__STATED GOAL__
Select, from the material below, each line with "blatant" in it.
━━ RECORDS SHOWN ━━
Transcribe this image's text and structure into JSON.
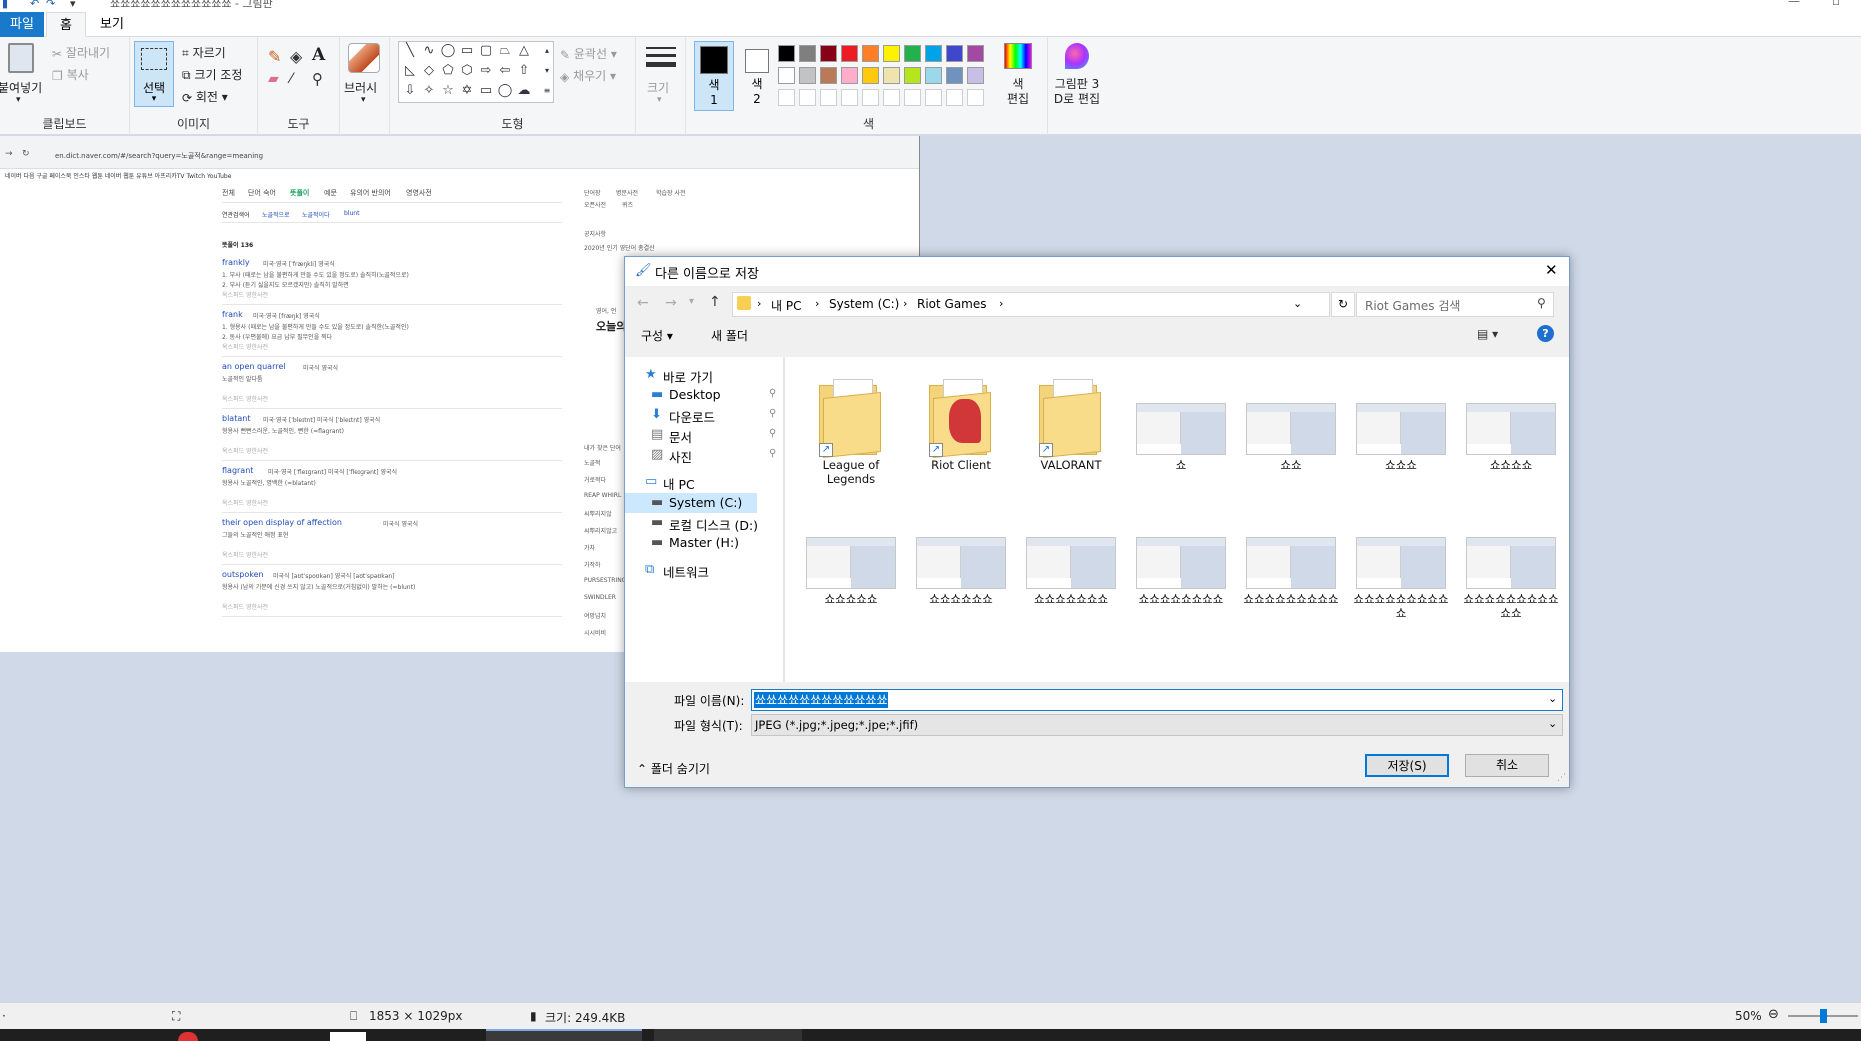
{
  "window": {
    "title": "쑈쑈쑈쑈쑈쑈쑈쑈쑈쑈쑈쑈 - 그림판"
  },
  "menu": {
    "tabs": [
      "파일",
      "홈",
      "보기"
    ]
  },
  "ribbon": {
    "clipboard": {
      "paste": "붙여넣기",
      "cut": "잘라내기",
      "copy": "복사",
      "group_label": "클립보드"
    },
    "image": {
      "select": "선택",
      "crop": "자르기",
      "resize": "크기 조정",
      "rotate": "회전",
      "group_label": "이미지"
    },
    "tools": {
      "group_label": "도구"
    },
    "brush": {
      "label": "브러시"
    },
    "shapes": {
      "outline": "윤곽선",
      "fill": "채우기",
      "group_label": "도형"
    },
    "size": {
      "label": "크기"
    },
    "color1": {
      "label": "색\n1"
    },
    "color2": {
      "label": "색\n2"
    },
    "colors": {
      "group_label": "색",
      "edit_label": "색\n편집",
      "palette_row1": [
        "#000000",
        "#7f7f7f",
        "#880015",
        "#ed1c24",
        "#ff7f27",
        "#fff200",
        "#22b14c",
        "#00a2e8",
        "#3f48cc",
        "#a349a4"
      ],
      "palette_row2": [
        "#ffffff",
        "#c3c3c3",
        "#b97a57",
        "#ffaec9",
        "#ffc90e",
        "#efe4b0",
        "#b5e61d",
        "#99d9ea",
        "#7092be",
        "#c8bfe7"
      ]
    },
    "paint3d": {
      "label": "그림판 3\nD로 편집"
    }
  },
  "pasted_image": {
    "url": "en.dict.naver.com/#/search?query=노골적&range=meaning",
    "bookmarks": "네이버  다음  구글  페이스북  인스타  웹툰  네이버 웹툰  유튜브  아프리카TV  Twitch  YouTube",
    "tabs": [
      "전체",
      "단어 숙어",
      "뜻풀이",
      "예문",
      "유의어 반의어",
      "영영사전"
    ],
    "related": [
      "연관검색어",
      "노골적으로",
      "노골적이다",
      "blunt"
    ],
    "section": "뜻풀이 136",
    "entries": [
      {
        "word": "frankly",
        "meta": "미국·영국 [ˈfræŋkli] 영국식",
        "def1": "1. 부사 (때로는 남을 불편하게 만들 수도 있을 정도로) 솔직히(노골적으로)",
        "def2": "2. 부사 (듣기 싫을지도 모르겠지만) 솔직히 말하면",
        "src": "옥스퍼드 영한사전"
      },
      {
        "word": "frank",
        "meta": "미국·영국 [fræŋk] 영국식",
        "def1": "1. 형용사 (때로는 남을 불편하게 만들 수도 있을 정도로) 솔직한(노골적인)",
        "def2": "2. 동사 (우편물에) 요금 납부 필무인을 찍다",
        "src": "옥스퍼드 영한사전"
      },
      {
        "word": "an open quarrel",
        "meta": "미국식 영국식",
        "def1": "노골적인 말다툼",
        "def2": "",
        "src": "옥스퍼드 영한사전"
      },
      {
        "word": "blatant",
        "meta": "미국·영국 [ˈbleɪtnt] 미국식 [ˈbleɪtnt] 영국식",
        "def1": "형용사 뻔뻔스러운, 노골적인, 뻔한 (=flagrant)",
        "def2": "",
        "src": "옥스퍼드 영한사전"
      },
      {
        "word": "flagrant",
        "meta": "미국·영국 [ˈfleɪɡrənt] 미국식 [ˈfleɪɡrənt] 영국식",
        "def1": "형용사 노골적인, 명백한 (=blatant)",
        "def2": "",
        "src": "옥스퍼드 영한사전"
      },
      {
        "word": "their open display of affection",
        "meta": "미국식 영국식",
        "def1": "그들의 노골적인 애정 표현",
        "def2": "",
        "src": "옥스퍼드 영한사전"
      },
      {
        "word": "outspoken",
        "meta": "미국식 [aʊtˈspoʊkən] 영국식 [aʊtˈspəʊkən]",
        "def1": "형용사 (남의 기분에 신경 쓰지 않고) 노골적으로(거침없이) 말하는 (=blunt)",
        "def2": "",
        "src": "옥스퍼드 영한사전"
      }
    ],
    "side": [
      "단어장",
      "병문사전",
      "학습장 사전",
      "오픈사전",
      "퀴즈",
      "공지사항",
      "2020년 인기 영단어 총결산",
      "영어, 언",
      "오늘의",
      "내가 찾은 단어",
      "노골적",
      "거로적다",
      "REAP WHIRL",
      "씨뿌리지않",
      "씨뿌리지않고",
      "가차",
      "가작하",
      "PURSESTRING",
      "SWINDLER",
      "여망넘치",
      "시시비비"
    ]
  },
  "dialog": {
    "title": "다른 이름으로 저장",
    "breadcrumb": [
      "내 PC",
      "System (C:)",
      "Riot Games"
    ],
    "search_placeholder": "Riot Games 검색",
    "organize": "구성",
    "new_folder": "새 폴더",
    "nav": [
      {
        "label": "바로 가기",
        "icon": "star-icon"
      },
      {
        "label": "Desktop",
        "icon": "desktop-icon",
        "pinned": true
      },
      {
        "label": "다운로드",
        "icon": "download-icon",
        "pinned": true
      },
      {
        "label": "문서",
        "icon": "document-icon",
        "pinned": true
      },
      {
        "label": "사진",
        "icon": "pictures-icon",
        "pinned": true
      },
      {
        "label": "내 PC",
        "icon": "pc-icon"
      },
      {
        "label": "System (C:)",
        "icon": "drive-icon",
        "selected": true
      },
      {
        "label": "로컬 디스크 (D:)",
        "icon": "drive-icon"
      },
      {
        "label": "Master (H:)",
        "icon": "drive-icon"
      },
      {
        "label": "네트워크",
        "icon": "network-icon"
      }
    ],
    "items": [
      {
        "label": "League of Legends",
        "type": "folder"
      },
      {
        "label": "Riot Client",
        "type": "folder-riot"
      },
      {
        "label": "VALORANT",
        "type": "folder"
      },
      {
        "label": "쇼",
        "type": "image"
      },
      {
        "label": "쇼쇼",
        "type": "image"
      },
      {
        "label": "쇼쇼쇼",
        "type": "image"
      },
      {
        "label": "쇼쇼쇼쇼",
        "type": "image"
      },
      {
        "label": "쇼쇼쇼쇼쇼",
        "type": "image"
      },
      {
        "label": "쇼쇼쇼쇼쇼쇼",
        "type": "image"
      },
      {
        "label": "쇼쇼쇼쇼쇼쇼쇼",
        "type": "image"
      },
      {
        "label": "쇼쇼쇼쇼쇼쇼쇼쇼",
        "type": "image"
      },
      {
        "label": "쇼쇼쇼쇼쇼쇼쇼쇼쇼",
        "type": "image"
      },
      {
        "label": "쇼쇼쇼쇼쇼쇼쇼쇼쇼쇼",
        "type": "image"
      },
      {
        "label": "쇼쇼쇼쇼쇼쇼쇼쇼쇼쇼쇼",
        "type": "image"
      }
    ],
    "filename_label": "파일 이름(N):",
    "filename_value": "쑈쑈쑈쑈쑈쑈쑈쑈쑈쑈쑈쑈",
    "filetype_label": "파일 형식(T):",
    "filetype_value": "JPEG (*.jpg;*.jpeg;*.jpe;*.jfif)",
    "hide_folders": "폴더 숨기기",
    "save": "저장(S)",
    "cancel": "취소"
  },
  "statusbar": {
    "dimensions": "1853 × 1029px",
    "size": "크기: 249.4KB",
    "zoom": "50%",
    "zoom_level": 0.5
  },
  "colors": {
    "accent": "#1979ca",
    "canvas_bg": "#cfd9e8"
  }
}
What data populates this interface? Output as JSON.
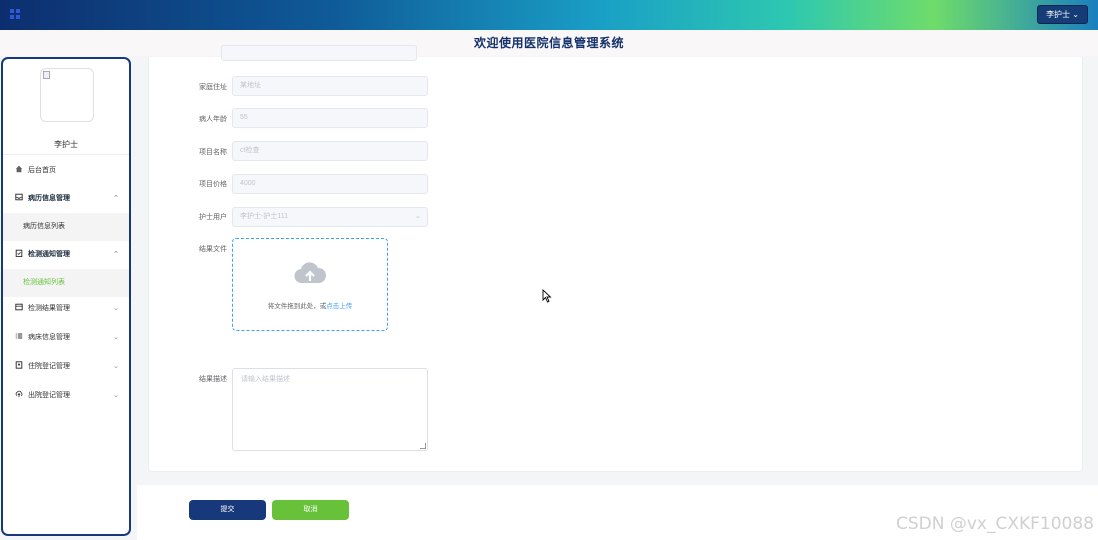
{
  "header": {
    "user_button": "李护士 ⌄"
  },
  "title": "欢迎使用医院信息管理系统",
  "sidebar": {
    "username": "李护士",
    "items": [
      {
        "label": "后台首页",
        "icon": "home-icon"
      },
      {
        "label": "病历信息管理",
        "icon": "inbox-icon",
        "chevron": "⌃"
      },
      {
        "label": "病历信息列表"
      },
      {
        "label": "检测通知管理",
        "icon": "clipboard-icon",
        "chevron": "⌃"
      },
      {
        "label": "检测通知列表"
      },
      {
        "label": "检测结果管理",
        "icon": "box-icon",
        "chevron": "⌄"
      },
      {
        "label": "病床信息管理",
        "icon": "list-icon",
        "chevron": "⌄"
      },
      {
        "label": "住院登记管理",
        "icon": "badge-icon",
        "chevron": "⌄"
      },
      {
        "label": "出院登记管理",
        "icon": "upload-icon",
        "chevron": "⌄"
      }
    ]
  },
  "form": {
    "fields": [
      {
        "label": "家庭住址",
        "value": "某地址"
      },
      {
        "label": "病人年龄",
        "value": "55"
      },
      {
        "label": "项目名称",
        "value": "ct检查"
      },
      {
        "label": "项目价格",
        "value": "4000"
      },
      {
        "label": "护士用户",
        "value": "李护士-护士111",
        "chevron": "⌄"
      }
    ],
    "upload_label": "结果文件",
    "upload_text": "将文件拖到此处，或",
    "upload_link": "点击上传",
    "desc_label": "结果描述",
    "desc_placeholder": "请输入结果描述"
  },
  "buttons": {
    "submit": "提交",
    "cancel": "取消"
  },
  "watermark": "CSDN @vx_CXKF10088"
}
━━━
__REPLY TO THE EXERCISE__
        "word": "blatant",
        "def1": "형용사 노골적인, 명백한 (=blatant)",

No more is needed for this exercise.